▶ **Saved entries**
----------

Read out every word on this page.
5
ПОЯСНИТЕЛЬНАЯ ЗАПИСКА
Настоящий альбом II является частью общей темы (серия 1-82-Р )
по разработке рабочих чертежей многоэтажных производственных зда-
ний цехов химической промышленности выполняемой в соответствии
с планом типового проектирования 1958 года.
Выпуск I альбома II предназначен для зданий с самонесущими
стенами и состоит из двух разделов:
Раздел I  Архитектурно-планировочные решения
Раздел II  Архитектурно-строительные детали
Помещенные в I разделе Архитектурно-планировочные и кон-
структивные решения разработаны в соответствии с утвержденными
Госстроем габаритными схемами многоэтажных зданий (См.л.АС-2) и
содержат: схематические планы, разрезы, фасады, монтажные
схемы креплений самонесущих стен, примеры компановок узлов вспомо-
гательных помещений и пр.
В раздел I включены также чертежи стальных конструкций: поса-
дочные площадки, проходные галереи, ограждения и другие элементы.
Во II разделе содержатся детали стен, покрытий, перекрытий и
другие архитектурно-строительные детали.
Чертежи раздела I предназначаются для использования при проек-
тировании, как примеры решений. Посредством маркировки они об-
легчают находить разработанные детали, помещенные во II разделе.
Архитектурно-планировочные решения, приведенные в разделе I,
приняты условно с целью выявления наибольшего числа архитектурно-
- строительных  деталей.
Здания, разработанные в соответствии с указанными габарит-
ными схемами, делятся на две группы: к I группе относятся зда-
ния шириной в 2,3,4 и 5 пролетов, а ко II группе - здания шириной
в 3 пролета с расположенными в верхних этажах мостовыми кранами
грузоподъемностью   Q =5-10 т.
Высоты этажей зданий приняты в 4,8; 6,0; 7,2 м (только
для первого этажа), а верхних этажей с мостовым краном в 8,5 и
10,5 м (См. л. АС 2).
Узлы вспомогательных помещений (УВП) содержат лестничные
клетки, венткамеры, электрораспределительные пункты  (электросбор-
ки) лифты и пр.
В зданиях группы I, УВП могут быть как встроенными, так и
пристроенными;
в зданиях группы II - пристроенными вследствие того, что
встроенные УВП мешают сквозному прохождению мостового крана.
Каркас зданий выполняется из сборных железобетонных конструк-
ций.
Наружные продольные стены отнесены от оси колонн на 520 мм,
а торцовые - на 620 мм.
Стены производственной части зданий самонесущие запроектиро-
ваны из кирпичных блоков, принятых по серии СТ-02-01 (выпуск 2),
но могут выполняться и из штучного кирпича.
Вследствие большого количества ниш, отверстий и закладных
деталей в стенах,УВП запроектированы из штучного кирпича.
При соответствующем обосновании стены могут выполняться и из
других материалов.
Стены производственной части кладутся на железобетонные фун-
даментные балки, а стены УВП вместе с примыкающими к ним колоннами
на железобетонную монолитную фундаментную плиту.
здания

----------

Extract every line above exactly as it stands.

Read out every word on this page.
5
ПОЯСНИТЕЛЬНАЯ ЗАПИСКА
Настоящий альбом II является частью общей темы (серия 1-82-Р )
по разработке рабочих чертежей многоэтажных производственных зда-
ний цехов химической промышленности выполняемой в соответствии
с планом типового проектирования 1958 года.
Выпуск I альбома II предназначен для зданий с самонесущими
стенами и состоит из двух разделов:
Раздел I  Архитектурно-планировочные решения
Раздел II  Архитектурно-строительные детали
Помещенные в I разделе Архитектурно-планировочные и кон-
структивные решения разработаны в соответствии с утвержденными
Госстроем габаритными схемами многоэтажных зданий (См.л.АС-2) и
содержат: схематические планы, разрезы, фасады, монтажные
схемы креплений самонесущих стен, примеры компановок узлов вспомо-
гательных помещений и пр.
В раздел I включены также чертежи стальных конструкций: поса-
дочные площадки, проходные галереи, ограждения и другие элементы.
Во II разделе содержатся детали стен, покрытий, перекрытий и
другие архитектурно-строительные детали.
Чертежи раздела I предназначаются для использования при проек-
тировании, как примеры решений. Посредством маркировки они об-
легчают находить разработанные детали, помещенные во II разделе.
Архитектурно-планировочные решения, приведенные в разделе I,
приняты условно с целью выявления наибольшего числа архитектурно-
- строительных  деталей.
Здания, разработанные в соответствии с указанными габарит-
ными схемами, делятся на две группы: к I группе относятся зда-
ния шириной в 2,3,4 и 5 пролетов, а ко II группе - здания шириной
в 3 пролета с расположенными в верхних этажах мостовыми кранами
грузоподъемностью   Q =5-10 т.
Высоты этажей зданий приняты в 4,8; 6,0; 7,2 м (только
для первого этажа), а верхних этажей с мостовым краном в 8,5 и
10,5 м (См. л. АС 2).
Узлы вспомогательных помещений (УВП) содержат лестничные
клетки, венткамеры, электрораспределительные пункты  (электросбор-
ки) лифты и пр.
В зданиях группы I, УВП могут быть как встроенными, так и
пристроенными;
в зданиях группы II - пристроенными вследствие того, что
встроенные УВП мешают сквозному прохождению мостового крана.
Каркас зданий выполняется из сборных железобетонных конструк-
ций.
Наружные продольные стены отнесены от оси колонн на 520 мм,
а торцовые - на 620 мм.
Стены производственной части зданий самонесущие запроектиро-
ваны из кирпичных блоков, принятых по серии СТ-02-01 (выпуск 2),
но могут выполняться и из штучного кирпича.
Вследствие большого количества ниш, отверстий и закладных
деталей в стенах,УВП запроектированы из штучного кирпича.
При соответствующем обосновании стены могут выполняться и из
других материалов.
Стены производственной части кладутся на железобетонные фун-
даментные балки, а стены УВП вместе с примыкающими к ним колоннами
на железобетонную монолитную фундаментную плиту.
здания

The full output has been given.